------ Text shown ------
Some will disagree so not sure whether my advice is right for you. But i can say that coming from being a total fender guy who uses them in the classic way, i much prefer good humbuckers that can be split over P90's any day because i can get a lot more of the type of versatility i get from fenders plus the option of the full thick less open and focused humbucker tone too. By the way, i didn't want it to sound like a fender, don't get me wrong. But i DID want the neccasary tonal components needed to get what i needed out of it and the magnets got me that more open airy versatility it didn't have before.
Thank you for the detailed explanation. I have a Melody Maker Jr. (Like a LP Jr. but with the T-O-M bridge). Certainly gives me that P90 raunch when I need it. I play a Tele so I know exactly what you are describing. Maybe this guitar isn't for and I should look for one with buckers.
------ Given records ------
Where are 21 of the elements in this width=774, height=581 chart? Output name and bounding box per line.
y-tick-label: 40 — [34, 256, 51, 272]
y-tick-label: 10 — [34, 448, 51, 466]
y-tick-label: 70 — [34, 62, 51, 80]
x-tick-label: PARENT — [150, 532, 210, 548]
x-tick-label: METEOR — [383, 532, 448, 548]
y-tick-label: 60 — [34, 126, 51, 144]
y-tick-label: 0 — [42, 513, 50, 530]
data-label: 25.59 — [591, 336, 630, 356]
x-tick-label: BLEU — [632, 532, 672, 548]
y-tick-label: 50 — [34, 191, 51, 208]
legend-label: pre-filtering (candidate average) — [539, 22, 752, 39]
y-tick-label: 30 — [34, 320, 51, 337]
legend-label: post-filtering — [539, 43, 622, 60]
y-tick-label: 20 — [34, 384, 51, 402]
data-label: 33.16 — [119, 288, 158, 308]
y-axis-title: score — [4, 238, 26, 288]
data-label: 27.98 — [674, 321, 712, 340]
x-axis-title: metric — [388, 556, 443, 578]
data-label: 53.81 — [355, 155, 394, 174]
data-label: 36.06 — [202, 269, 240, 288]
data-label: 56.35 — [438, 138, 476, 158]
------
## Work required
Print the part of the guitar pickup discussion starting at "Thank you for" and ending at "one with buckers.", word for word.

## Response to this exercise
Thank you for the detailed explanation. I have a Melody Maker Jr. (Like a LP Jr. but with the T-O-M bridge). Certainly gives me that P90 raunch when I need it. I play a Tele so I know exactly what you are describing. Maybe this guitar isn't for and I should look for one with buckers.